▶ _REQUEST_: From the Civilization 6 benchmarking article below, extract the passage between "Perhaps a more" and "at our settings.", inclusive, copying it word for word.
-- begin DOCUMENT --
Civilization 6

First up in our CPU gaming tests is Civilization 6. Originally penned by Sid Meier and his team, the Civ series of turn-based strategy games are a cult classic, and many an excuse for an all-nighter trying to get Gandhi to declare war on you due to an integer overflow. Truth be told I never actually played the first version, but every edition from the second to the sixth, including the fourth as voiced by the late Leonard Nimoy, it a game that is easy to pick up, but hard to master.

Benchmarking Civilization has always been somewhat of an oxymoron – for a turn based strategy game, the frame rate is not necessarily the important thing here and even in the right mood, something as low as 5 frames per second can be enough. With Civilization 6 however, Firaxis went hardcore on visual fidelity, trying to pull you into the game. As a result, Civilization can taxing on graphics and CPUs as we crank up the details, especially in DirectX 12.

Perhaps a more poignant benchmark would be during the late game, when in the older versions of Civilization it could take 20 minutes to cycle around the AI players before the human regained control. The new version of Civilization has an integrated ‘AI Benchmark’, although it is not currently part of our benchmark portfolio yet, due to technical reasons which we are trying to solve. Instead, we run the graphics test, which provides an example of a mid-game setup at our settings.
-- end DOCUMENT --
-- begin ENTRIES --
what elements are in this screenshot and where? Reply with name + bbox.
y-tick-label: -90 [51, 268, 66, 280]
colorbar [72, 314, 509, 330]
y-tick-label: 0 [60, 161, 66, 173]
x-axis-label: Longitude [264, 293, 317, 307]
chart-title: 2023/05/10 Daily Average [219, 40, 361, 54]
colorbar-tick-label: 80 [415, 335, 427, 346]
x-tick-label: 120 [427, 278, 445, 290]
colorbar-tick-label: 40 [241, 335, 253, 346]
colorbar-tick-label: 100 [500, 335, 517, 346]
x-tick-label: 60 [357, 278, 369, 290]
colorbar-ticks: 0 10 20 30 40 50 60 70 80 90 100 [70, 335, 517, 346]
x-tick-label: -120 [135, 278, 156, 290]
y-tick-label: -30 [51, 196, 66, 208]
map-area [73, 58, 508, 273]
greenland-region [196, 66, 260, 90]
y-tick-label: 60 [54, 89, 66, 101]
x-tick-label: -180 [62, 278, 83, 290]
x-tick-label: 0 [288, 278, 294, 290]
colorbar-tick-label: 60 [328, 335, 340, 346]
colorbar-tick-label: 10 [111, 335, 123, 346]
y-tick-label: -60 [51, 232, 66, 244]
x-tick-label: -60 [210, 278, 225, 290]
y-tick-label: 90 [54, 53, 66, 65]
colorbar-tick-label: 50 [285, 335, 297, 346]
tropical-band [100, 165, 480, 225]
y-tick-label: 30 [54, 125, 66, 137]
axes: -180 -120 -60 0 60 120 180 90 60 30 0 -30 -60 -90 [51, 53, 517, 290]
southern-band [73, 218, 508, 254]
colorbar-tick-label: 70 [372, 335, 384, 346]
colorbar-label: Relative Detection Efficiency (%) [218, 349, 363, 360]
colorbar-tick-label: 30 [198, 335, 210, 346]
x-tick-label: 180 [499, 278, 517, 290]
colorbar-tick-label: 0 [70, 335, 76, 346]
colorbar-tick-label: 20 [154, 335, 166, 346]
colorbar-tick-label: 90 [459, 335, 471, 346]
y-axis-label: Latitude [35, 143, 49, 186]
-- end ENTRIES --
▶ _ANSWER BELOW_:
Perhaps a more poignant benchmark would be during the late game, when in the older versions of Civilization it could take 20 minutes to cycle around the AI players before the human regained control. The new version of Civilization has an integrated ‘AI Benchmark’, although it is not currently part of our benchmark portfolio yet, due to technical reasons which we are trying to solve. Instead, we run the graphics test, which provides an example of a mid-game setup at our settings.